» Exercise prompt: Without the images, print all the entries below exactly as given.

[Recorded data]
▶

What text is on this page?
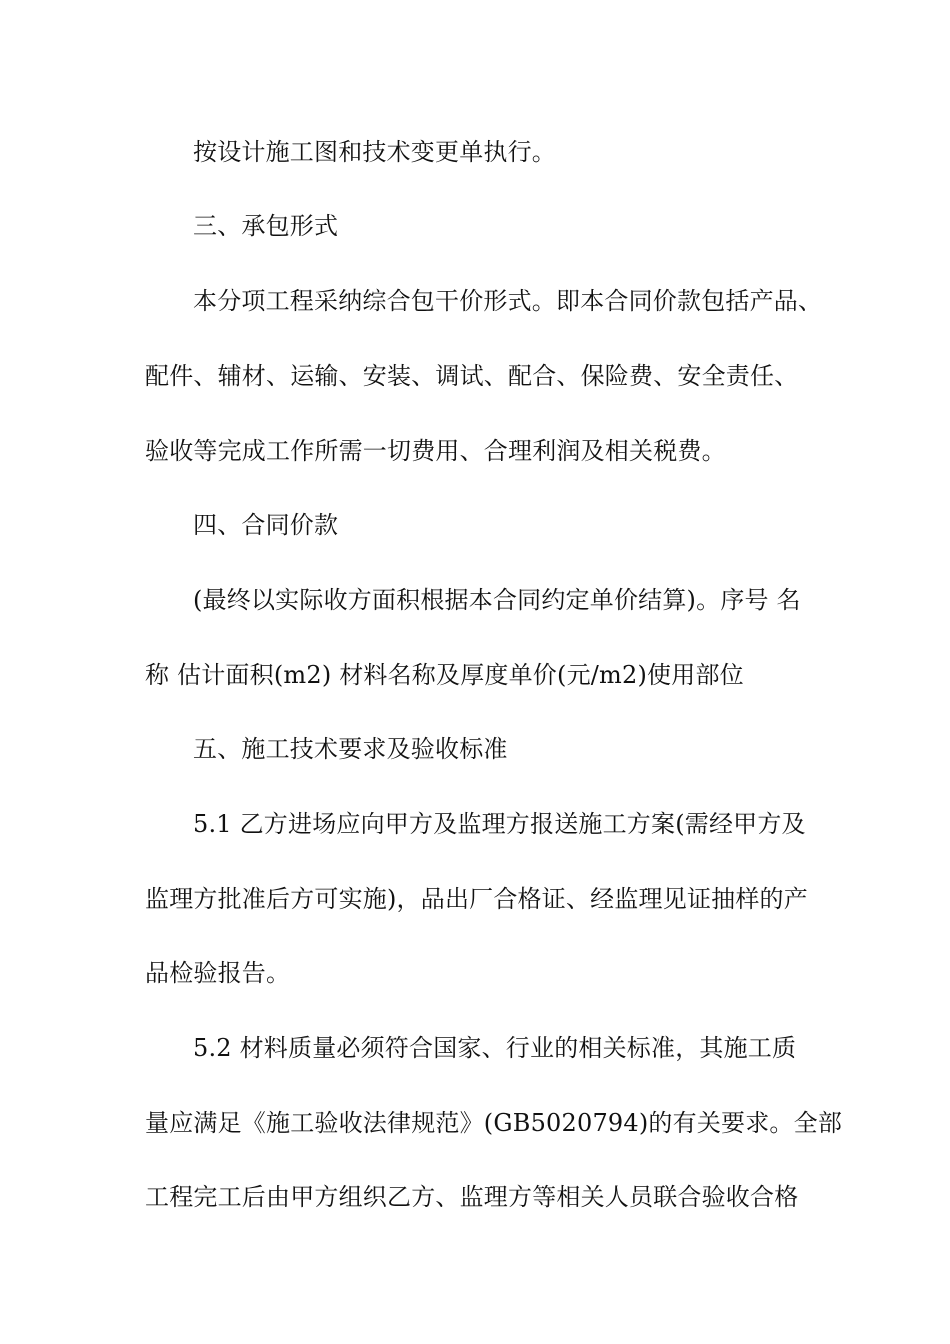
按设计施工图和技术变更单执行。
三、承包形式
本分项工程采纳综合包干价形式。即本合同价款包括产品、
配件、辅材、运输、安装、调试、配合、保险费、安全责任、
验收等完成工作所需一切费用、合理利润及相关税费。
四、合同价款
(最终以实际收方面积根据本合同约定单价结算)。序号 名
称 估计面积(m2) 材料名称及厚度单价(元/m2)使用部位
五、施工技术要求及验收标准
5.1 乙方进场应向甲方及监理方报送施工方案(需经甲方及
监理方批准后方可实施)，品出厂合格证、经监理见证抽样的产
品检验报告。
5.2 材料质量必须符合国家、行业的相关标准，其施工质
量应满足《施工验收法律规范》(GB5020794)的有关要求。全部
工程完工后由甲方组织乙方、监理方等相关人员联合验收合格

◀

» Answer below:
What text is on this page?
按设计施工图和技术变更单执行。
三、承包形式
本分项工程采纳综合包干价形式。即本合同价款包括产品、
配件、辅材、运输、安装、调试、配合、保险费、安全责任、
验收等完成工作所需一切费用、合理利润及相关税费。
四、合同价款
(最终以实际收方面积根据本合同约定单价结算)。序号 名
称 估计面积(m2) 材料名称及厚度单价(元/m2)使用部位
五、施工技术要求及验收标准
5.1 乙方进场应向甲方及监理方报送施工方案(需经甲方及
监理方批准后方可实施)，品出厂合格证、经监理见证抽样的产
品检验报告。
5.2 材料质量必须符合国家、行业的相关标准，其施工质
量应满足《施工验收法律规范》(GB5020794)的有关要求。全部
工程完工后由甲方组织乙方、监理方等相关人员联合验收合格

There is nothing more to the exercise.